Report the number of lines that include "Press", with no additional text.

--- Start ---

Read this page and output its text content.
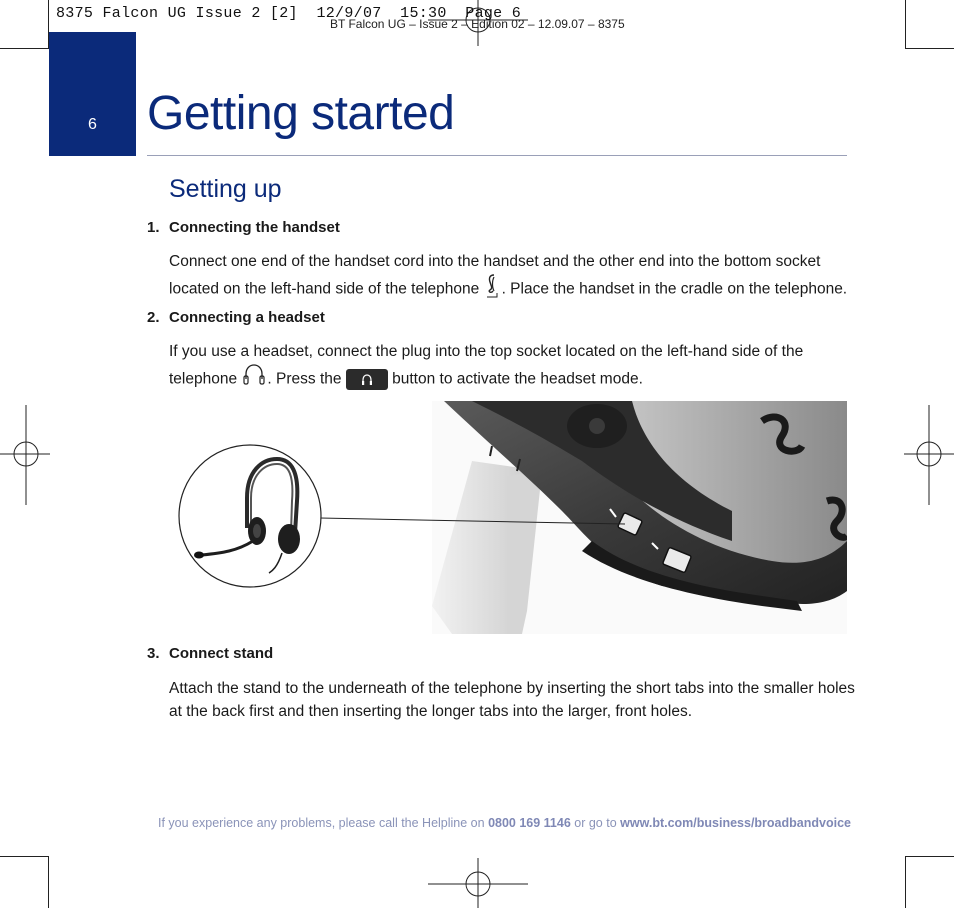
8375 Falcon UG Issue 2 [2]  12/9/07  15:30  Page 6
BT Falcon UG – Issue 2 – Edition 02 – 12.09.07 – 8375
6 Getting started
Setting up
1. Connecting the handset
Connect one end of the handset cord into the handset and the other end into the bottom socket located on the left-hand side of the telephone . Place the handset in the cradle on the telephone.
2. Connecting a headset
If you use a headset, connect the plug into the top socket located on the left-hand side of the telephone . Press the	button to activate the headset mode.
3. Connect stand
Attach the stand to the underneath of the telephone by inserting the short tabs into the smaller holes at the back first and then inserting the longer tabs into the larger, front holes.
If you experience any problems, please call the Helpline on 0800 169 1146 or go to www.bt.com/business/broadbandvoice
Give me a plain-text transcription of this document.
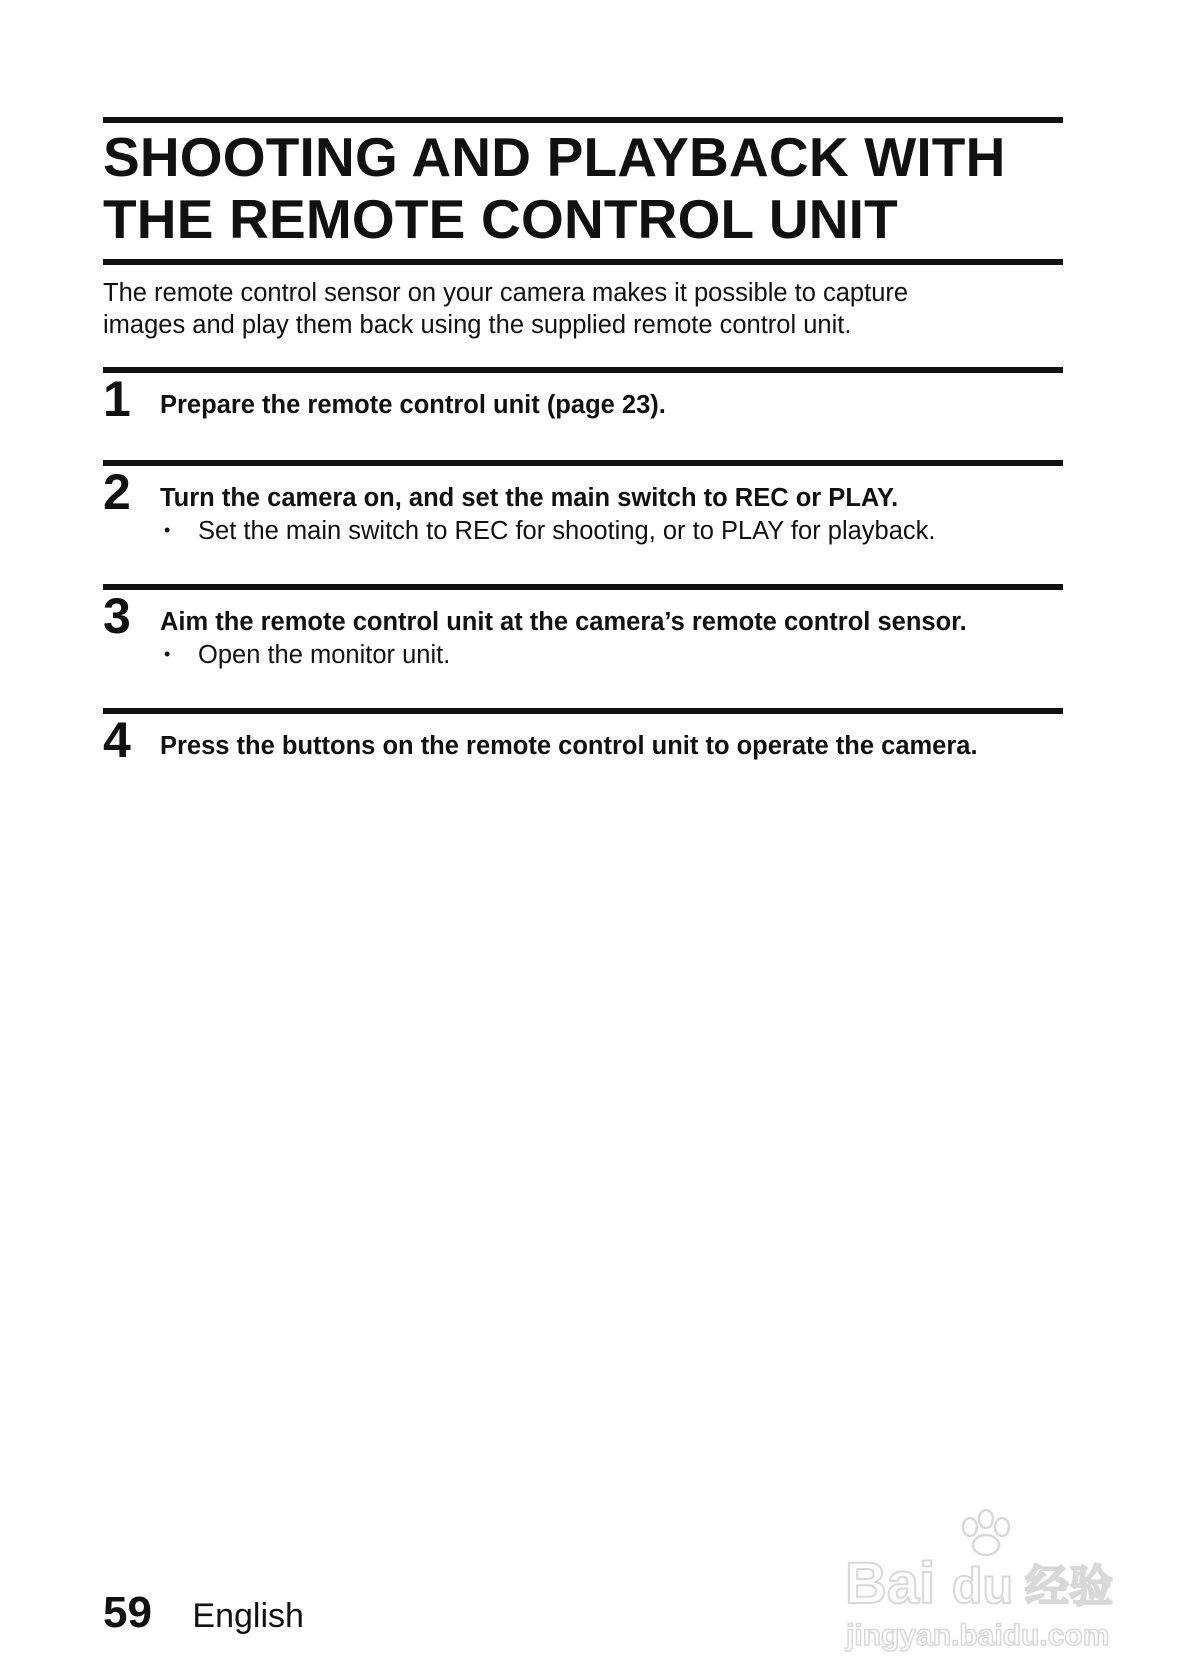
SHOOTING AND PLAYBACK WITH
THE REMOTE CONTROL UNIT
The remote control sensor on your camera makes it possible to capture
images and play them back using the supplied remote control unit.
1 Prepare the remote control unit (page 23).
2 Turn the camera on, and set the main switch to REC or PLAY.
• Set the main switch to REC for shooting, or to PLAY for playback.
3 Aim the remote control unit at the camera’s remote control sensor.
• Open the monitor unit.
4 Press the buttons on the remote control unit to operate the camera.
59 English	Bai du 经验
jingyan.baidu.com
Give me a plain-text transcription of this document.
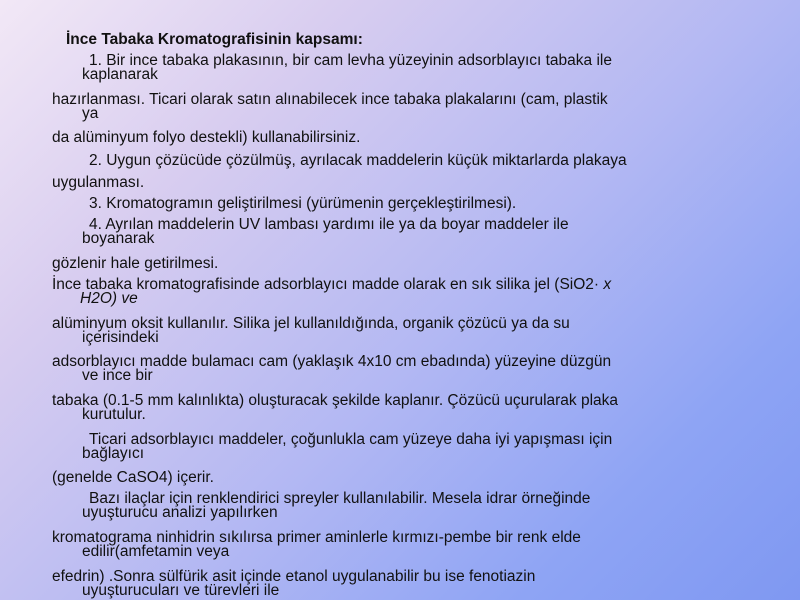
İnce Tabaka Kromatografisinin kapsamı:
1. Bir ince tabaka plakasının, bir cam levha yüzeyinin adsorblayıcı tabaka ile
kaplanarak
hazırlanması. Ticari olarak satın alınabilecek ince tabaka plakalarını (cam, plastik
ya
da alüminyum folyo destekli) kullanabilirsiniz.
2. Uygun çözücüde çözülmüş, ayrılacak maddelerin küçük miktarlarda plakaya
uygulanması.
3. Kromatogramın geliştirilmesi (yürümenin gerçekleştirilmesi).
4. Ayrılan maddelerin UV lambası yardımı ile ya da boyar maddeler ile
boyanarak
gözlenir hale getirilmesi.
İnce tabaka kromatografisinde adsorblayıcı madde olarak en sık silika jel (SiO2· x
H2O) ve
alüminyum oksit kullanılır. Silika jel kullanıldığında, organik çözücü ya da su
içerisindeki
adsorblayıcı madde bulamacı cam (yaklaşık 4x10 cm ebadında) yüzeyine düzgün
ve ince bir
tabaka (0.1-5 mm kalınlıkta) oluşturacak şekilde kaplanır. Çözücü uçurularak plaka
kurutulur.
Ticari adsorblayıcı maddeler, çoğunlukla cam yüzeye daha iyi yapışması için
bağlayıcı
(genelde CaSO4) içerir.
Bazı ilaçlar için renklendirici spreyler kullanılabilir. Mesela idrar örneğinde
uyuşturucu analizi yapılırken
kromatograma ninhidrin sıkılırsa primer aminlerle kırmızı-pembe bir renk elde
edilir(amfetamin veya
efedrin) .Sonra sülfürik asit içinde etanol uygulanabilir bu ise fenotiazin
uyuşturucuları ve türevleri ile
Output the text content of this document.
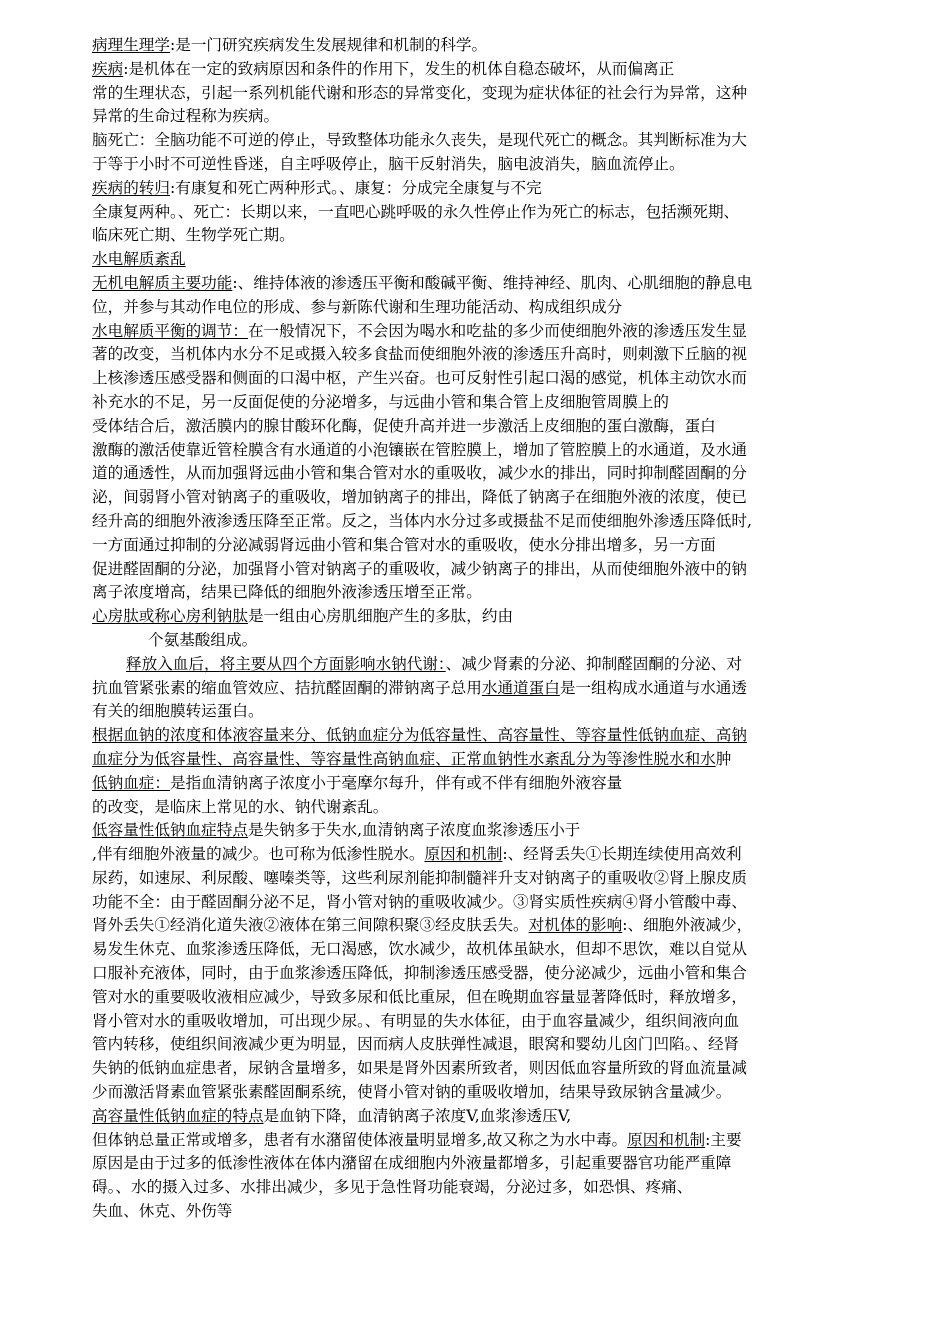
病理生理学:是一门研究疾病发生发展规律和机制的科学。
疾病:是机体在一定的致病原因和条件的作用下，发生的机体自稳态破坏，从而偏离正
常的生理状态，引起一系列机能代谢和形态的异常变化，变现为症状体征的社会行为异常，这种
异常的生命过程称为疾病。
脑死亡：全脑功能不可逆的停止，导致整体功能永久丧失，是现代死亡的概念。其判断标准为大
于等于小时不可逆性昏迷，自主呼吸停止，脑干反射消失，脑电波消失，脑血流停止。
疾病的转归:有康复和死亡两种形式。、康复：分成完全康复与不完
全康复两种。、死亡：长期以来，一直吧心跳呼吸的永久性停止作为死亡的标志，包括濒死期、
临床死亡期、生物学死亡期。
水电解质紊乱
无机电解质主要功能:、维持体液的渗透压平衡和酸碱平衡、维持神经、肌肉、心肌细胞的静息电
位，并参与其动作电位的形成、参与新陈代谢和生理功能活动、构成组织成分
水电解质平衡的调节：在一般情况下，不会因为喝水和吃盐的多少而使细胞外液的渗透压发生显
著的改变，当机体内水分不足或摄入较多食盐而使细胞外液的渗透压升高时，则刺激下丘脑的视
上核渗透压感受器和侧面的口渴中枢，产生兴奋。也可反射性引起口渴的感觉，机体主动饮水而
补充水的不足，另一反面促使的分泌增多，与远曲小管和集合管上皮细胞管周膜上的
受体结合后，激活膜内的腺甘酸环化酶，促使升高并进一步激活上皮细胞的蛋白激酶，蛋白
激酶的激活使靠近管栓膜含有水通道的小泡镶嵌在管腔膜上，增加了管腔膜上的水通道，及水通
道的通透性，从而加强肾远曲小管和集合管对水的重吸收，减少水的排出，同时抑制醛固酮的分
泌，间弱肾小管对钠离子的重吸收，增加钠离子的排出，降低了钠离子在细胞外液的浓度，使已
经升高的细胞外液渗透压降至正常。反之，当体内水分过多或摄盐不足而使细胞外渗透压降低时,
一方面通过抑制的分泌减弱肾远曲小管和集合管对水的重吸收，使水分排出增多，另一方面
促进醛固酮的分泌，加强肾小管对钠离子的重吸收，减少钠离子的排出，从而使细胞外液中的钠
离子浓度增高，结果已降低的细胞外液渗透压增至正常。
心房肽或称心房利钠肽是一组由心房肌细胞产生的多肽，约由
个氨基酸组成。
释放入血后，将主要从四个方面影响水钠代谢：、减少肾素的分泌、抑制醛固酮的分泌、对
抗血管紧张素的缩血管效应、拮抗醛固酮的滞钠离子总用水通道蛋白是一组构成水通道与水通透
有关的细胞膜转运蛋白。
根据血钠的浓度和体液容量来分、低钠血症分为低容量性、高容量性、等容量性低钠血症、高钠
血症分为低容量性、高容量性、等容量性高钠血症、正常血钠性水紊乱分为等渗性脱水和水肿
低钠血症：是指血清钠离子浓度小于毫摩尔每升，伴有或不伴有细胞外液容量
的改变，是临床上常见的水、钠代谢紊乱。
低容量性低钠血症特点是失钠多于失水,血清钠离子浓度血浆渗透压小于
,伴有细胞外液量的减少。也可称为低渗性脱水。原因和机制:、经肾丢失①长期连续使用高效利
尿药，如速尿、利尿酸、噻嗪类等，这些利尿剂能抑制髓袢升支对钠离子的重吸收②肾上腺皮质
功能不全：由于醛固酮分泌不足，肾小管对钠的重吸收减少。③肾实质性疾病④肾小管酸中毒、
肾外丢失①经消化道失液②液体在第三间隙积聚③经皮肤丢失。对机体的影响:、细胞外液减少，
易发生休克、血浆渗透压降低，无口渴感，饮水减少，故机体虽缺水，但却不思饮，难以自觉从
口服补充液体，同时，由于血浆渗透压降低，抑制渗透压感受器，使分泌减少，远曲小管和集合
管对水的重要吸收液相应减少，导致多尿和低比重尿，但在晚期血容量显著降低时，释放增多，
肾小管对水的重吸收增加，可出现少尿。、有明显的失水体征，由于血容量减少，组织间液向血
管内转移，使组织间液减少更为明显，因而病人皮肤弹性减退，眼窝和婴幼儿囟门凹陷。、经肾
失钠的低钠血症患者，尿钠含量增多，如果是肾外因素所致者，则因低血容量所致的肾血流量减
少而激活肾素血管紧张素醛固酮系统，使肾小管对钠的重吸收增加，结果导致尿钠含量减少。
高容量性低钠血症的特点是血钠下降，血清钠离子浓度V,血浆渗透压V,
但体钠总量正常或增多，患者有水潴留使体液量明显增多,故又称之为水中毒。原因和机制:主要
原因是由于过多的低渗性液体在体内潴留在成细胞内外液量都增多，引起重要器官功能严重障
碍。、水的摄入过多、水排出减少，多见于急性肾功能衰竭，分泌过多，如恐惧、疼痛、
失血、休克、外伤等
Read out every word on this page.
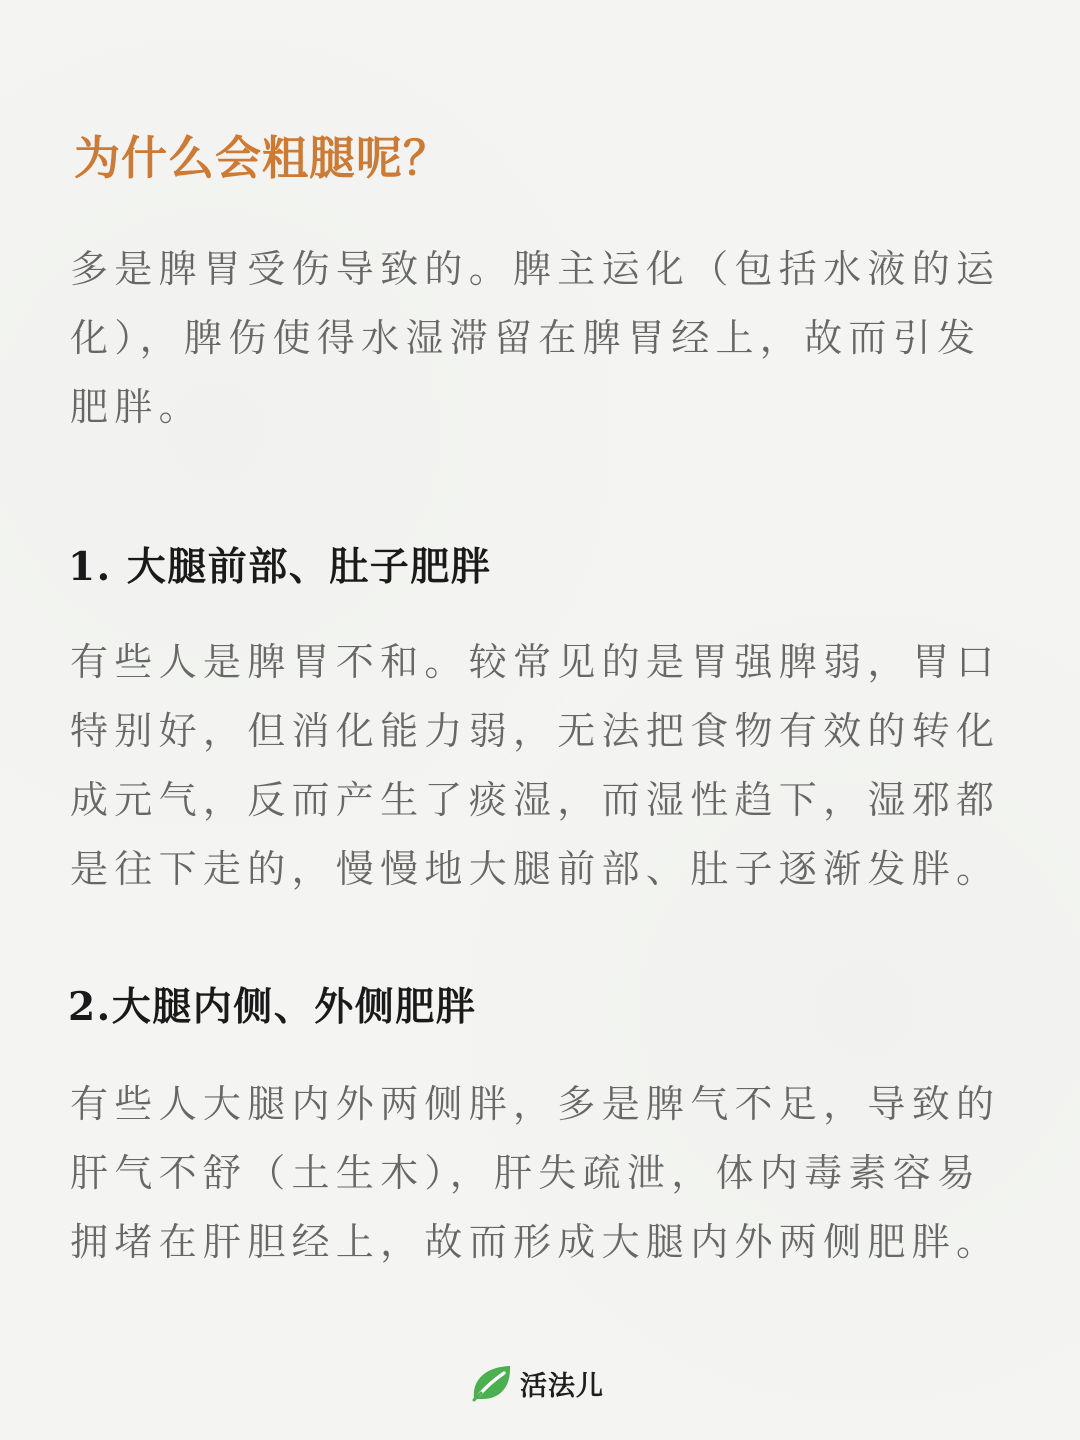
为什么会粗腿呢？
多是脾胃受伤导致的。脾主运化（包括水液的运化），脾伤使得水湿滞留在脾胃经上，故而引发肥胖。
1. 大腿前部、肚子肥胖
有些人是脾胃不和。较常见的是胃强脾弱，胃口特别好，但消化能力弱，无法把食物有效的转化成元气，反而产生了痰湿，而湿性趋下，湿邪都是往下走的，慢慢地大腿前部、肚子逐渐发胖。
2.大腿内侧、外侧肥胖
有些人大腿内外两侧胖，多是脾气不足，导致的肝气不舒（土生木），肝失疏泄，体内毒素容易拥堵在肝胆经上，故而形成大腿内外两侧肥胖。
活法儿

--- End ---

• Output for this task: 2